▸ What this task involves: From the listing below, extract every line containing "scuole".

▸ Records for processing:

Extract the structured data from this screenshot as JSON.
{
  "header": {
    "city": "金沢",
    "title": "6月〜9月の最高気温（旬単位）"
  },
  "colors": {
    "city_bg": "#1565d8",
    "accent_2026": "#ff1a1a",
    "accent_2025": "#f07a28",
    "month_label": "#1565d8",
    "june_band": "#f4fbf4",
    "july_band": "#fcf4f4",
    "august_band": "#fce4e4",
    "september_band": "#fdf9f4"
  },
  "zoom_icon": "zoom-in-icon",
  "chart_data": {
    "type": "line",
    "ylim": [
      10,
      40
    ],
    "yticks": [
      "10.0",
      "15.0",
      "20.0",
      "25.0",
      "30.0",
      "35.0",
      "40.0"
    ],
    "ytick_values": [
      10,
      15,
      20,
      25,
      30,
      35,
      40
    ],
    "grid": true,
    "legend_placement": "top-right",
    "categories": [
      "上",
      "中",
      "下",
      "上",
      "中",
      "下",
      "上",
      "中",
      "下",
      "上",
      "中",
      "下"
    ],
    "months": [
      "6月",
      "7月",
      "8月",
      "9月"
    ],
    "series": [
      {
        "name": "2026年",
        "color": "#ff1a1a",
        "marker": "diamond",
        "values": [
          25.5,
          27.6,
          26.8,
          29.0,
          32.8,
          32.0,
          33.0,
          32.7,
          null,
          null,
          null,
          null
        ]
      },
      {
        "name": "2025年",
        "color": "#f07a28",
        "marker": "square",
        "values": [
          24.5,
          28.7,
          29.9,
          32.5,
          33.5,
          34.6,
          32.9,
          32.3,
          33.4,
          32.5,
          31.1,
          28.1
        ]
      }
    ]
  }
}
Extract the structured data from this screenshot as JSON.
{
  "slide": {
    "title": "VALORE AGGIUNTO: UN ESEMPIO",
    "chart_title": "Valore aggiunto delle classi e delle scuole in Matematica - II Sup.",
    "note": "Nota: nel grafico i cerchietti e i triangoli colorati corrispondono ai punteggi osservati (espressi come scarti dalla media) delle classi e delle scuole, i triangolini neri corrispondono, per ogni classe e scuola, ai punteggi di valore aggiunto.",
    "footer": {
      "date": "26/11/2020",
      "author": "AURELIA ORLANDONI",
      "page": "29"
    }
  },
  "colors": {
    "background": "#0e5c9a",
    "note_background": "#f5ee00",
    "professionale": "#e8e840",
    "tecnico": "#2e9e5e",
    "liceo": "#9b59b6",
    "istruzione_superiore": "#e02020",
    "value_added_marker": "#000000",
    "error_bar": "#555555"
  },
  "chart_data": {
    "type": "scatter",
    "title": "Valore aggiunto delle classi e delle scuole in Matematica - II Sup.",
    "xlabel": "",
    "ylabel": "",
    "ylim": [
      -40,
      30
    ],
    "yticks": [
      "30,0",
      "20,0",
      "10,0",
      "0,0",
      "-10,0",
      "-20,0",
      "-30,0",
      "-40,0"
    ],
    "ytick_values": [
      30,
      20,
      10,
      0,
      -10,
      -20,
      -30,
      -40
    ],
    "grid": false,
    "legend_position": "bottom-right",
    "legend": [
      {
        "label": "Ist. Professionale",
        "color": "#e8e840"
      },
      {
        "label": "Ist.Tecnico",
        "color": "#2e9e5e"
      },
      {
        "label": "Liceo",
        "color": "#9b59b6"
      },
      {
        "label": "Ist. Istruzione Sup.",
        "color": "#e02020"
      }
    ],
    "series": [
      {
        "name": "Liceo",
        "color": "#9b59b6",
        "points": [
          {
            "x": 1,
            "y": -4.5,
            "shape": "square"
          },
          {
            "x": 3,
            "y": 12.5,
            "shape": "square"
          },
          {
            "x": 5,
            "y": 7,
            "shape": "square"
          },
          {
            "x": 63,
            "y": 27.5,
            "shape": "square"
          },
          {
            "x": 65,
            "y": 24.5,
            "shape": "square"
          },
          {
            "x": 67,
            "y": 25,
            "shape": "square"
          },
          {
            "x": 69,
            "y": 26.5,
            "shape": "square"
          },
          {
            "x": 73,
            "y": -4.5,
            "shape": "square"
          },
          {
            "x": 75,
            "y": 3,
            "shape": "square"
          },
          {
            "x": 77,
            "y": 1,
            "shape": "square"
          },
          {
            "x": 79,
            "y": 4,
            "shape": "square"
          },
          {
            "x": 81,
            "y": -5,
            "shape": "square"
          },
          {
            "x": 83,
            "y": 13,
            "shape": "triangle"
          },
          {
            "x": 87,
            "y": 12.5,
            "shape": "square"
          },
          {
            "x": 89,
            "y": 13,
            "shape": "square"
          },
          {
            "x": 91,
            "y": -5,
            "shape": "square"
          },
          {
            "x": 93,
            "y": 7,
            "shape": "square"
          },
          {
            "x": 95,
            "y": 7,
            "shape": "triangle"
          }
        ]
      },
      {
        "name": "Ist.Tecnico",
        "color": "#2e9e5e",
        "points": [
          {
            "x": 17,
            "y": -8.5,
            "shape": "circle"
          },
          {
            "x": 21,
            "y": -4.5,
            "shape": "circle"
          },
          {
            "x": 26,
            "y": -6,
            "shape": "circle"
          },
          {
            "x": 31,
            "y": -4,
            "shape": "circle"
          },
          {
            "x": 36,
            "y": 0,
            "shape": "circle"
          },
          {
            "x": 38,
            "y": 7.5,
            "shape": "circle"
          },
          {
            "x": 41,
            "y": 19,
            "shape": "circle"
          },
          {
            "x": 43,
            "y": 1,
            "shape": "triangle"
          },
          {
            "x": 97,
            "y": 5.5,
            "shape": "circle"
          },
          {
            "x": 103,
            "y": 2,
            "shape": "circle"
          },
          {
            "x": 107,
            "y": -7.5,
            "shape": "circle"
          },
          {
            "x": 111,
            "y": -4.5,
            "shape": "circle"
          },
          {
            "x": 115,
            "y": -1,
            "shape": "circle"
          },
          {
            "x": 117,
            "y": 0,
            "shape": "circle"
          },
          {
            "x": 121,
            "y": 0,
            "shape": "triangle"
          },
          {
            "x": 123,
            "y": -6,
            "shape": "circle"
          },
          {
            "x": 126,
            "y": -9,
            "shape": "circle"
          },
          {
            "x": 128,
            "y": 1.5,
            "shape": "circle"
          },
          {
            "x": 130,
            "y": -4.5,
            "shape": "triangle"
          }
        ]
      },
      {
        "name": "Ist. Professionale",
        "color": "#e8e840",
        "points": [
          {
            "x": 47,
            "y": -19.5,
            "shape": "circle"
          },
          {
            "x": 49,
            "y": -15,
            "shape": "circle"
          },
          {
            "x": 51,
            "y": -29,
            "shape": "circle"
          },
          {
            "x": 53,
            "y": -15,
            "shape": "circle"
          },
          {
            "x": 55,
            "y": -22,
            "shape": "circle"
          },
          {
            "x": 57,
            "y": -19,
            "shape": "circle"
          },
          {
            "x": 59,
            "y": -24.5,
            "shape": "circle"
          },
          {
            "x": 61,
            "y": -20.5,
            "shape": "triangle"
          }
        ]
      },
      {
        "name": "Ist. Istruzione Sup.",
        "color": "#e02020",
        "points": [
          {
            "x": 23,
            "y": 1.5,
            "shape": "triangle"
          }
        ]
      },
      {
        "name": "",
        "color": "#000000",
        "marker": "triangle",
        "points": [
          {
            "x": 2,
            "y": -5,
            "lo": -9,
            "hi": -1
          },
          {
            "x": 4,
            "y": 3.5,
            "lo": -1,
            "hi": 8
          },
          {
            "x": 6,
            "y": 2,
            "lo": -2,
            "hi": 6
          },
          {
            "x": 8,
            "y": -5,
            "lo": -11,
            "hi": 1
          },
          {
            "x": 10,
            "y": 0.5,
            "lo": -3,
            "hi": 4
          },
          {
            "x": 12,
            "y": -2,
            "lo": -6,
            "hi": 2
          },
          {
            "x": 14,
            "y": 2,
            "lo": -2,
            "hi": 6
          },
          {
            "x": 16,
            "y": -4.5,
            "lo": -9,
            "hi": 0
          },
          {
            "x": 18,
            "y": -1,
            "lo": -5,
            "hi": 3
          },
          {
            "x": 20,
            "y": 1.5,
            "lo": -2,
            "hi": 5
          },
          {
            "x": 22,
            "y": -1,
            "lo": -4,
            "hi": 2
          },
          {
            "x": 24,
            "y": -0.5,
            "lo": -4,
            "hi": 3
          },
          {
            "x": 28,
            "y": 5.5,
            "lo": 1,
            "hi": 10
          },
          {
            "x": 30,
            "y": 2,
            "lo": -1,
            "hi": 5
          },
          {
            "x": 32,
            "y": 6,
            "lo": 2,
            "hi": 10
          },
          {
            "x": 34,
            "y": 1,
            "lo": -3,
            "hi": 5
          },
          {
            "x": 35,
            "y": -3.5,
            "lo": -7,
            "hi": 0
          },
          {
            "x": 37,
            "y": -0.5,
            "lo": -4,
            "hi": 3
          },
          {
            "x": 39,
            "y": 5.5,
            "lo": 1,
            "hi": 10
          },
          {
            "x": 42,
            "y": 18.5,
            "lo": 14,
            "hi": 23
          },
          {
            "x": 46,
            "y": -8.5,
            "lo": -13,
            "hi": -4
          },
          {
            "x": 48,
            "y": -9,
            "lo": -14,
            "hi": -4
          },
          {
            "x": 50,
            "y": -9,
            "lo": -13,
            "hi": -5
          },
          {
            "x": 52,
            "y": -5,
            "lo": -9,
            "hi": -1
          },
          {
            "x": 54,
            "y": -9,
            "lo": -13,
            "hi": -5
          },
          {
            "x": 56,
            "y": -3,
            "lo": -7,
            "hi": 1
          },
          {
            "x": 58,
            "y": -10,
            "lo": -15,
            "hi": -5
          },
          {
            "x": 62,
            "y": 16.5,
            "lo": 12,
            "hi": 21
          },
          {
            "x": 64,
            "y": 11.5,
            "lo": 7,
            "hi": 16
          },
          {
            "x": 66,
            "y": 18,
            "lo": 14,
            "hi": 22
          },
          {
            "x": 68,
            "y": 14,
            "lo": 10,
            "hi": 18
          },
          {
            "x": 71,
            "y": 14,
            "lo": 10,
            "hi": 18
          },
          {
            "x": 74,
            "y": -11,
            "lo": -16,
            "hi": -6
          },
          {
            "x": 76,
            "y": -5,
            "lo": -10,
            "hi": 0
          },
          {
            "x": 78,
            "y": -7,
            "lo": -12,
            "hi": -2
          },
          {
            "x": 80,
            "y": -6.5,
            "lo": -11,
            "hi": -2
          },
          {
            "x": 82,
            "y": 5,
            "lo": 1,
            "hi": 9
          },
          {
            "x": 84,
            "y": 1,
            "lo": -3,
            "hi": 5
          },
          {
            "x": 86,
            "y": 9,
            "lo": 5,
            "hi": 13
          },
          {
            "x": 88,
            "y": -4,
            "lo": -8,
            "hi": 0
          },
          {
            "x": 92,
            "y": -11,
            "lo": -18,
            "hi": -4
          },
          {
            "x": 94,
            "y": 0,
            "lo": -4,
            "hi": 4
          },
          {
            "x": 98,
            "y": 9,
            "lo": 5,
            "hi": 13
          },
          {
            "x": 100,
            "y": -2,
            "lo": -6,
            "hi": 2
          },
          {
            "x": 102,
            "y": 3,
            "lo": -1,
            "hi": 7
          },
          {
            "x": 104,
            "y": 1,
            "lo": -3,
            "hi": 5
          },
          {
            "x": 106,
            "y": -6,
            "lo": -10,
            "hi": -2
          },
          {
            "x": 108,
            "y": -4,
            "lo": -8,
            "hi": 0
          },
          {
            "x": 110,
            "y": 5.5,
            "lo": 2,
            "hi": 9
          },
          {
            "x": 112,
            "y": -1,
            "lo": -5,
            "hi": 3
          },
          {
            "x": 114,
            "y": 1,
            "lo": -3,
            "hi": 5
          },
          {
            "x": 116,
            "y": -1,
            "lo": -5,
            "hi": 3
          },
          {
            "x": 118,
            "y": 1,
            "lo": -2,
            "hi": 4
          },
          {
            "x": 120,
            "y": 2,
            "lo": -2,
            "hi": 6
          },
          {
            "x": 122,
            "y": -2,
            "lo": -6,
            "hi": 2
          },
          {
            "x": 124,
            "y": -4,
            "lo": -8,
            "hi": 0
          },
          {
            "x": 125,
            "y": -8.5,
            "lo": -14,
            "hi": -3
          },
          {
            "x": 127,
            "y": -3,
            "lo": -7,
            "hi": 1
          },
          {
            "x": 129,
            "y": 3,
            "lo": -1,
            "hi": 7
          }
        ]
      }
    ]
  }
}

▸ Finished answer:
    "chart_title": "Valore aggiunto delle classi e delle scuole in Matematica - II Sup.",
    "note": "Nota: nel grafico i cerchietti e i triangoli colorati corrispondono ai punteggi osservati (espressi come scarti dalla media) delle classi e delle scuole, i triangolini neri corrispondono, per ogni classe e scuola, ai punteggi di valore aggiunto.",
    "title": "Valore aggiunto delle classi e delle scuole in Matematica - II Sup.",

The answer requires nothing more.